• [Problem to solve] For each line below that includes the word "mean", make a copy.
start Record set
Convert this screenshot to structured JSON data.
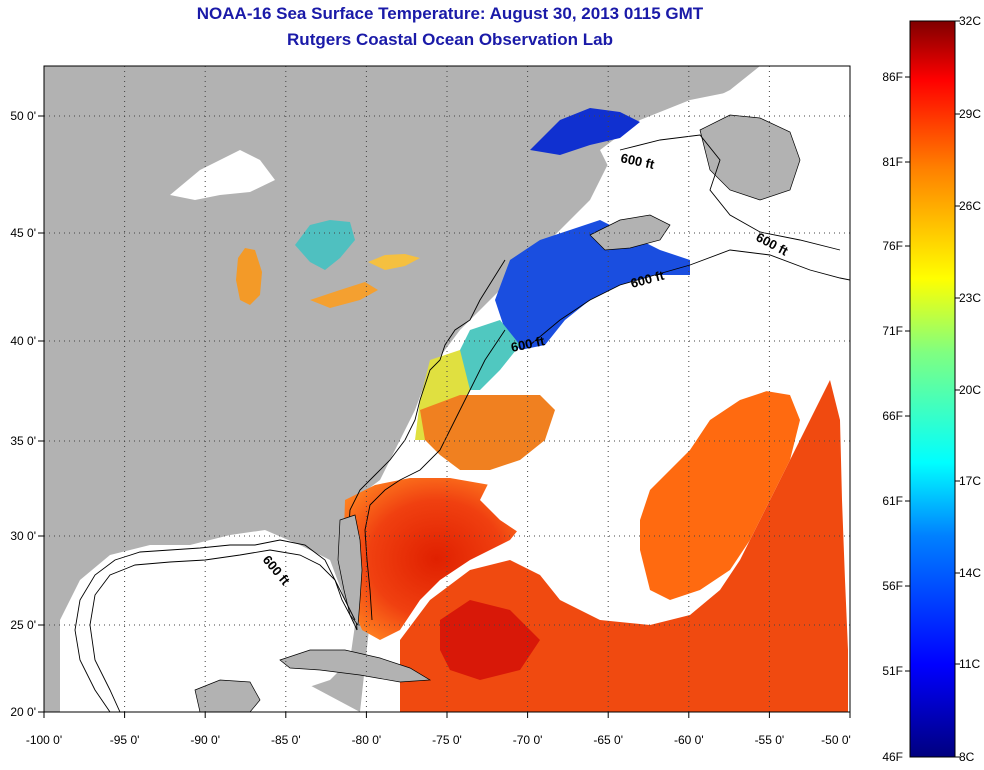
{
  "title": "NOAA-16 Sea Surface Temperature:  August 30, 2013 0115 GMT",
  "subtitle": "Rutgers Coastal Ocean Observation Lab",
  "map": {
    "lon_ticks": [
      "-100 0'",
      "-95 0'",
      "-90 0'",
      "-85 0'",
      "-80 0'",
      "-75 0'",
      "-70 0'",
      "-65 0'",
      "-60 0'",
      "-55 0'",
      "-50 0'"
    ],
    "lat_ticks": [
      "50 0'",
      "45 0'",
      "40 0'",
      "35 0'",
      "30 0'",
      "25 0'",
      "20 0'"
    ],
    "isobath_labels": [
      "600 ft",
      "600 ft",
      "600 ft",
      "600 ft",
      "600 ft"
    ],
    "colors": {
      "land": "#b2b2b2",
      "cloud": "#ffffff",
      "grid": "#444444"
    }
  },
  "colorbar": {
    "fahrenheit_labels": [
      "86F",
      "81F",
      "76F",
      "71F",
      "66F",
      "61F",
      "56F",
      "51F",
      "46F"
    ],
    "celsius_labels": [
      "32C",
      "29C",
      "26C",
      "23C",
      "20C",
      "17C",
      "14C",
      "11C",
      "8C"
    ],
    "colors": [
      "#7f0000",
      "#ff0000",
      "#ff8000",
      "#ffff00",
      "#80ff80",
      "#00ffff",
      "#0080ff",
      "#0000ff",
      "#00007f"
    ]
  }
}
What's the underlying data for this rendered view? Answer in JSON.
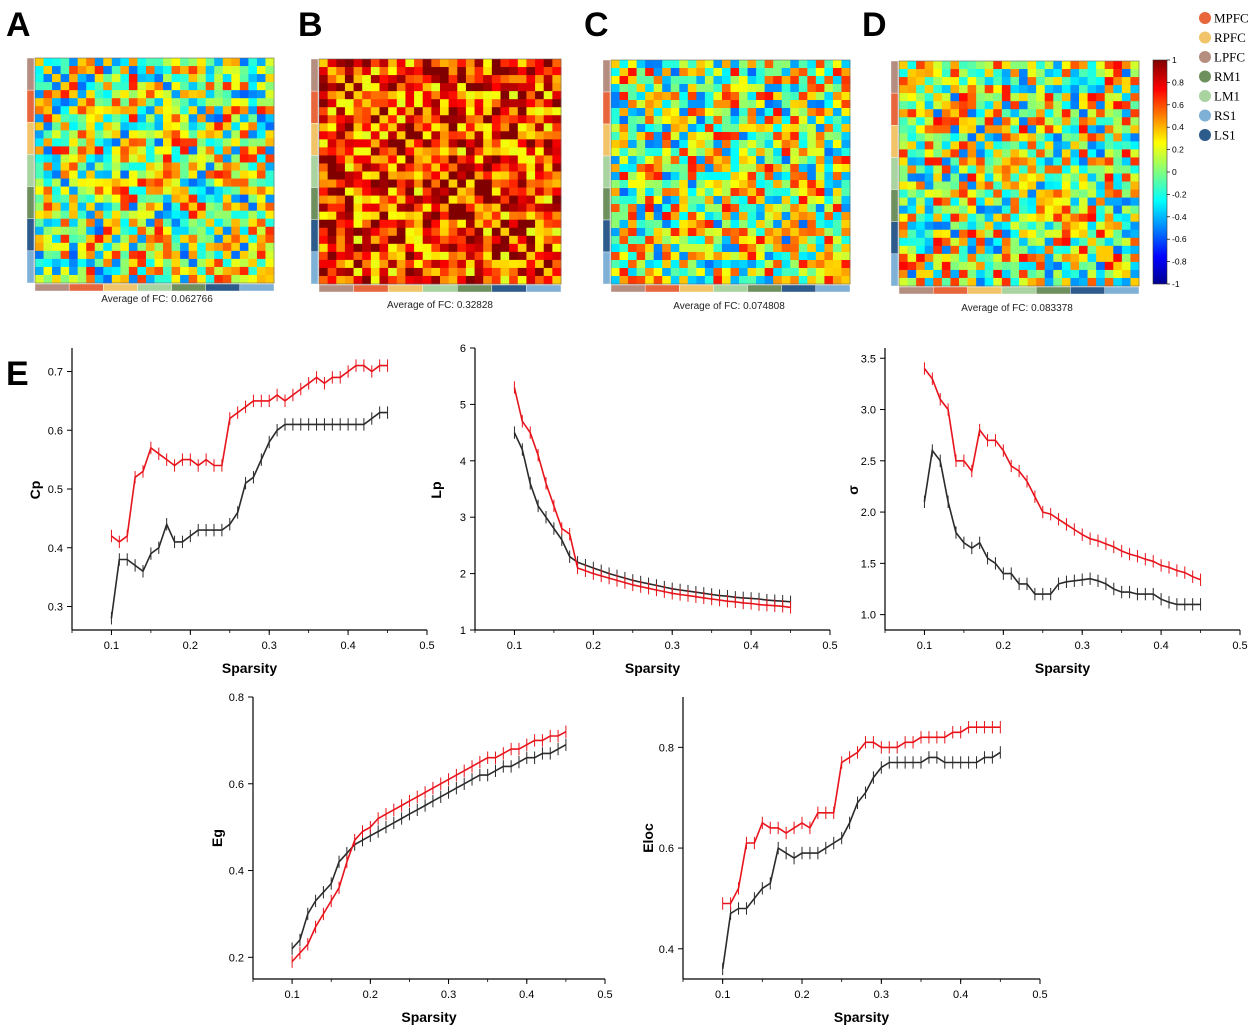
{
  "panels": [
    "A",
    "B",
    "C",
    "D",
    "E"
  ],
  "legend": [
    {
      "label": "MPFC",
      "color": "#e8663c"
    },
    {
      "label": "RPFC",
      "color": "#f2c46a"
    },
    {
      "label": "LPFC",
      "color": "#b58e80"
    },
    {
      "label": "RM1",
      "color": "#6e8f5e"
    },
    {
      "label": "LM1",
      "color": "#a9d3a0"
    },
    {
      "label": "RS1",
      "color": "#7fb0d6"
    },
    {
      "label": "LS1",
      "color": "#2d5c8c"
    }
  ],
  "heatmaps": [
    {
      "panel": "A",
      "caption": "Average of FC: 0.062766",
      "mean": 0.062766,
      "seed": 11,
      "blocks": false
    },
    {
      "panel": "B",
      "caption": "Average of FC: 0.32828",
      "mean": 0.32828,
      "seed": 23,
      "blocks": true
    },
    {
      "panel": "C",
      "caption": "Average of FC: 0.074808",
      "mean": 0.074808,
      "seed": 37,
      "blocks": false
    },
    {
      "panel": "D",
      "caption": "Average of FC: 0.083378",
      "mean": 0.083378,
      "seed": 51,
      "blocks": false
    }
  ],
  "colorbar": {
    "ticks": [
      "1",
      "0.8",
      "0.6",
      "0.4",
      "0.2",
      "0",
      "-0.2",
      "-0.4",
      "-0.6",
      "-0.8",
      "-1"
    ],
    "min": -1,
    "max": 1
  },
  "series_colors": {
    "red": "#e8141c",
    "black": "#2b2b2b"
  },
  "chart_data": [
    {
      "type": "line",
      "ylabel": "Cp",
      "xlabel": "Sparsity",
      "xlim": [
        0.05,
        0.5
      ],
      "ylim": [
        0.26,
        0.74
      ],
      "xticks": [
        "0.1",
        "0.2",
        "0.3",
        "0.4",
        "0.5"
      ],
      "yticks": [
        "0.3",
        "0.4",
        "0.5",
        "0.6",
        "0.7"
      ],
      "x": [
        0.1,
        0.11,
        0.12,
        0.13,
        0.14,
        0.15,
        0.16,
        0.17,
        0.18,
        0.19,
        0.2,
        0.21,
        0.22,
        0.23,
        0.24,
        0.25,
        0.26,
        0.27,
        0.28,
        0.29,
        0.3,
        0.31,
        0.32,
        0.33,
        0.34,
        0.35,
        0.36,
        0.37,
        0.38,
        0.39,
        0.4,
        0.41,
        0.42,
        0.43,
        0.44,
        0.45
      ],
      "series": [
        {
          "name": "red",
          "values": [
            0.42,
            0.41,
            0.42,
            0.52,
            0.53,
            0.57,
            0.56,
            0.55,
            0.54,
            0.55,
            0.55,
            0.54,
            0.55,
            0.54,
            0.54,
            0.62,
            0.63,
            0.64,
            0.65,
            0.65,
            0.65,
            0.66,
            0.65,
            0.66,
            0.67,
            0.68,
            0.69,
            0.68,
            0.69,
            0.69,
            0.7,
            0.71,
            0.71,
            0.7,
            0.71,
            0.71
          ]
        },
        {
          "name": "black",
          "values": [
            0.28,
            0.38,
            0.38,
            0.37,
            0.36,
            0.39,
            0.4,
            0.44,
            0.41,
            0.41,
            0.42,
            0.43,
            0.43,
            0.43,
            0.43,
            0.44,
            0.46,
            0.51,
            0.52,
            0.55,
            0.58,
            0.6,
            0.61,
            0.61,
            0.61,
            0.61,
            0.61,
            0.61,
            0.61,
            0.61,
            0.61,
            0.61,
            0.61,
            0.62,
            0.63,
            0.63
          ]
        }
      ]
    },
    {
      "type": "line",
      "ylabel": "Lp",
      "xlabel": "Sparsity",
      "xlim": [
        0.05,
        0.5
      ],
      "ylim": [
        1,
        6
      ],
      "xticks": [
        "0.1",
        "0.2",
        "0.3",
        "0.4",
        "0.5"
      ],
      "yticks": [
        "1",
        "2",
        "3",
        "4",
        "5",
        "6"
      ],
      "x": [
        0.1,
        0.11,
        0.12,
        0.13,
        0.14,
        0.15,
        0.16,
        0.17,
        0.18,
        0.19,
        0.2,
        0.21,
        0.22,
        0.23,
        0.24,
        0.25,
        0.26,
        0.27,
        0.28,
        0.29,
        0.3,
        0.31,
        0.32,
        0.33,
        0.34,
        0.35,
        0.36,
        0.37,
        0.38,
        0.39,
        0.4,
        0.41,
        0.42,
        0.43,
        0.44,
        0.45
      ],
      "series": [
        {
          "name": "red",
          "values": [
            5.3,
            4.7,
            4.5,
            4.1,
            3.6,
            3.2,
            2.8,
            2.7,
            2.1,
            2.05,
            2.0,
            1.96,
            1.92,
            1.88,
            1.84,
            1.8,
            1.77,
            1.74,
            1.71,
            1.68,
            1.65,
            1.63,
            1.61,
            1.59,
            1.57,
            1.55,
            1.53,
            1.51,
            1.5,
            1.48,
            1.47,
            1.45,
            1.44,
            1.43,
            1.42,
            1.4
          ]
        },
        {
          "name": "black",
          "values": [
            4.5,
            4.2,
            3.6,
            3.2,
            3.0,
            2.8,
            2.6,
            2.3,
            2.2,
            2.15,
            2.1,
            2.05,
            2.0,
            1.96,
            1.92,
            1.88,
            1.85,
            1.82,
            1.79,
            1.76,
            1.73,
            1.71,
            1.69,
            1.67,
            1.65,
            1.63,
            1.61,
            1.6,
            1.58,
            1.57,
            1.56,
            1.55,
            1.53,
            1.52,
            1.51,
            1.5
          ]
        }
      ]
    },
    {
      "type": "line",
      "ylabel": "σ",
      "xlabel": "Sparsity",
      "xlim": [
        0.05,
        0.5
      ],
      "ylim": [
        0.85,
        3.6
      ],
      "xticks": [
        "0.1",
        "0.2",
        "0.3",
        "0.4",
        "0.5"
      ],
      "yticks": [
        "1.0",
        "1.5",
        "2.0",
        "2.5",
        "3.0",
        "3.5"
      ],
      "x": [
        0.1,
        0.11,
        0.12,
        0.13,
        0.14,
        0.15,
        0.16,
        0.17,
        0.18,
        0.19,
        0.2,
        0.21,
        0.22,
        0.23,
        0.24,
        0.25,
        0.26,
        0.27,
        0.28,
        0.29,
        0.3,
        0.31,
        0.32,
        0.33,
        0.34,
        0.35,
        0.36,
        0.37,
        0.38,
        0.39,
        0.4,
        0.41,
        0.42,
        0.43,
        0.44,
        0.45
      ],
      "series": [
        {
          "name": "red",
          "values": [
            3.4,
            3.3,
            3.1,
            3.0,
            2.5,
            2.5,
            2.4,
            2.8,
            2.7,
            2.7,
            2.6,
            2.45,
            2.4,
            2.3,
            2.15,
            2.0,
            1.98,
            1.93,
            1.88,
            1.83,
            1.78,
            1.74,
            1.72,
            1.69,
            1.66,
            1.62,
            1.59,
            1.57,
            1.54,
            1.52,
            1.48,
            1.46,
            1.43,
            1.41,
            1.37,
            1.34
          ]
        },
        {
          "name": "black",
          "values": [
            2.1,
            2.6,
            2.5,
            2.1,
            1.8,
            1.7,
            1.65,
            1.7,
            1.55,
            1.5,
            1.4,
            1.4,
            1.3,
            1.3,
            1.2,
            1.2,
            1.2,
            1.3,
            1.32,
            1.33,
            1.34,
            1.35,
            1.33,
            1.3,
            1.25,
            1.22,
            1.22,
            1.2,
            1.2,
            1.2,
            1.15,
            1.12,
            1.1,
            1.1,
            1.1,
            1.1
          ]
        }
      ]
    },
    {
      "type": "line",
      "ylabel": "Eg",
      "xlabel": "Sparsity",
      "xlim": [
        0.05,
        0.5
      ],
      "ylim": [
        0.15,
        0.8
      ],
      "xticks": [
        "0.1",
        "0.2",
        "0.3",
        "0.4",
        "0.5"
      ],
      "yticks": [
        "0.2",
        "0.4",
        "0.6",
        "0.8"
      ],
      "x": [
        0.1,
        0.11,
        0.12,
        0.13,
        0.14,
        0.15,
        0.16,
        0.17,
        0.18,
        0.19,
        0.2,
        0.21,
        0.22,
        0.23,
        0.24,
        0.25,
        0.26,
        0.27,
        0.28,
        0.29,
        0.3,
        0.31,
        0.32,
        0.33,
        0.34,
        0.35,
        0.36,
        0.37,
        0.38,
        0.39,
        0.4,
        0.41,
        0.42,
        0.43,
        0.44,
        0.45
      ],
      "series": [
        {
          "name": "red",
          "values": [
            0.19,
            0.21,
            0.23,
            0.27,
            0.3,
            0.33,
            0.36,
            0.42,
            0.47,
            0.49,
            0.5,
            0.52,
            0.53,
            0.54,
            0.55,
            0.56,
            0.57,
            0.58,
            0.59,
            0.6,
            0.61,
            0.62,
            0.63,
            0.64,
            0.65,
            0.66,
            0.66,
            0.67,
            0.68,
            0.68,
            0.69,
            0.7,
            0.7,
            0.71,
            0.71,
            0.72
          ]
        },
        {
          "name": "black",
          "values": [
            0.22,
            0.24,
            0.3,
            0.33,
            0.35,
            0.37,
            0.42,
            0.44,
            0.46,
            0.47,
            0.48,
            0.49,
            0.5,
            0.51,
            0.52,
            0.53,
            0.54,
            0.55,
            0.56,
            0.57,
            0.58,
            0.59,
            0.6,
            0.61,
            0.62,
            0.62,
            0.63,
            0.64,
            0.64,
            0.65,
            0.66,
            0.66,
            0.67,
            0.67,
            0.68,
            0.69
          ]
        }
      ]
    },
    {
      "type": "line",
      "ylabel": "Eloc",
      "xlabel": "Sparsity",
      "xlim": [
        0.05,
        0.5
      ],
      "ylim": [
        0.34,
        0.9
      ],
      "xticks": [
        "0.1",
        "0.2",
        "0.3",
        "0.4",
        "0.5"
      ],
      "yticks": [
        "0.4",
        "0.6",
        "0.8"
      ],
      "x": [
        0.1,
        0.11,
        0.12,
        0.13,
        0.14,
        0.15,
        0.16,
        0.17,
        0.18,
        0.19,
        0.2,
        0.21,
        0.22,
        0.23,
        0.24,
        0.25,
        0.26,
        0.27,
        0.28,
        0.29,
        0.3,
        0.31,
        0.32,
        0.33,
        0.34,
        0.35,
        0.36,
        0.37,
        0.38,
        0.39,
        0.4,
        0.41,
        0.42,
        0.43,
        0.44,
        0.45
      ],
      "series": [
        {
          "name": "red",
          "values": [
            0.49,
            0.49,
            0.52,
            0.61,
            0.61,
            0.65,
            0.64,
            0.64,
            0.63,
            0.64,
            0.65,
            0.64,
            0.67,
            0.67,
            0.67,
            0.77,
            0.78,
            0.79,
            0.81,
            0.81,
            0.8,
            0.8,
            0.8,
            0.81,
            0.81,
            0.82,
            0.82,
            0.82,
            0.82,
            0.83,
            0.83,
            0.84,
            0.84,
            0.84,
            0.84,
            0.84
          ]
        },
        {
          "name": "black",
          "values": [
            0.36,
            0.47,
            0.48,
            0.48,
            0.5,
            0.52,
            0.53,
            0.6,
            0.59,
            0.58,
            0.59,
            0.59,
            0.59,
            0.6,
            0.61,
            0.62,
            0.65,
            0.69,
            0.71,
            0.74,
            0.76,
            0.77,
            0.77,
            0.77,
            0.77,
            0.77,
            0.78,
            0.78,
            0.77,
            0.77,
            0.77,
            0.77,
            0.77,
            0.78,
            0.78,
            0.79
          ]
        }
      ]
    }
  ]
}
end Record set
• [Solution for this task]
      "mean": 0.062766,
      "mean": 0.32828,
      "mean": 0.074808,
      "mean": 0.083378,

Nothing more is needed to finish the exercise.